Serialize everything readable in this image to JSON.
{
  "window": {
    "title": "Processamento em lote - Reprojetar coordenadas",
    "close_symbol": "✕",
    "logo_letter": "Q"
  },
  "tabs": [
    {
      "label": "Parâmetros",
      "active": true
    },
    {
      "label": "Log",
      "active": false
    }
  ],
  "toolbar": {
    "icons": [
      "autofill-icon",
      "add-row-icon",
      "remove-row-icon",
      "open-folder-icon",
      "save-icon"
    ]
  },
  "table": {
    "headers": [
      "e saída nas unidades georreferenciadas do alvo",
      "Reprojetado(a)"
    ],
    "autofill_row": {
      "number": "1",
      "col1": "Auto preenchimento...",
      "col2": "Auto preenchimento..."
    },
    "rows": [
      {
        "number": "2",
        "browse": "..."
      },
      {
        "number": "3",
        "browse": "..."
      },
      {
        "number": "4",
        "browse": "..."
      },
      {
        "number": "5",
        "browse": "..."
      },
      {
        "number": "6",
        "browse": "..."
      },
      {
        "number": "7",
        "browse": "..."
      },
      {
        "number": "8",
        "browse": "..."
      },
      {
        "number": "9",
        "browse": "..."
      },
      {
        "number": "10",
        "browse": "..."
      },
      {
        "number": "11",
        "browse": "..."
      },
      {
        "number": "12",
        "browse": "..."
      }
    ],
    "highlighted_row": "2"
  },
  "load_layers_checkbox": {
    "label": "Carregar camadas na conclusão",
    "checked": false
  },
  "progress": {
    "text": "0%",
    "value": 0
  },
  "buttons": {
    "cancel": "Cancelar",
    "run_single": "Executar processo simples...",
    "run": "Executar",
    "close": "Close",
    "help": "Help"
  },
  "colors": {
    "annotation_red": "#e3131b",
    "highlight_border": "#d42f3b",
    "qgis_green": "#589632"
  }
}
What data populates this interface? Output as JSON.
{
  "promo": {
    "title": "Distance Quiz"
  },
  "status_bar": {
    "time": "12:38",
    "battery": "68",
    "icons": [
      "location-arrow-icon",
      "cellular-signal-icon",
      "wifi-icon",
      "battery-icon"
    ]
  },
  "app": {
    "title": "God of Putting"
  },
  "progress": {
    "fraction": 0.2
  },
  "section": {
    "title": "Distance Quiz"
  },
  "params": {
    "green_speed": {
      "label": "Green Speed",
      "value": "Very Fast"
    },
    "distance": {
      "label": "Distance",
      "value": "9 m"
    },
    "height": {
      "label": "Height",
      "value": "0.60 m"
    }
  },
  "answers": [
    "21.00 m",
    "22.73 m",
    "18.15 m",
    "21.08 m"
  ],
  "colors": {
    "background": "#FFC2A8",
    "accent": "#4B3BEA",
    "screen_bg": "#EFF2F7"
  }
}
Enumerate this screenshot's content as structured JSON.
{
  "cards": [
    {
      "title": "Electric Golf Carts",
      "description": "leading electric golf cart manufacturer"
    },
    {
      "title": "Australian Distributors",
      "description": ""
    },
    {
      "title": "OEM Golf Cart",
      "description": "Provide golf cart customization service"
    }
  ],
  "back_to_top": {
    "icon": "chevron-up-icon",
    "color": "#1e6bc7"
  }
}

> **Problem**:
Write out again, exactly, the lines from the one holding "Enumerate this screenshot's" through the end of the listing, with both ends included.

> **Solution to this exercise**:
Enumerate this screenshot's content as structured JSON.
{
  "cards": [
    {
      "title": "Electric Golf Carts",
      "description": "leading electric golf cart manufacturer"
    },
    {
      "title": "Australian Distributors",
      "description": ""
    },
    {
      "title": "OEM Golf Cart",
      "description": "Provide golf cart customization service"
    }
  ],
  "back_to_top": {
    "icon": "chevron-up-icon",
    "color": "#1e6bc7"
  }
}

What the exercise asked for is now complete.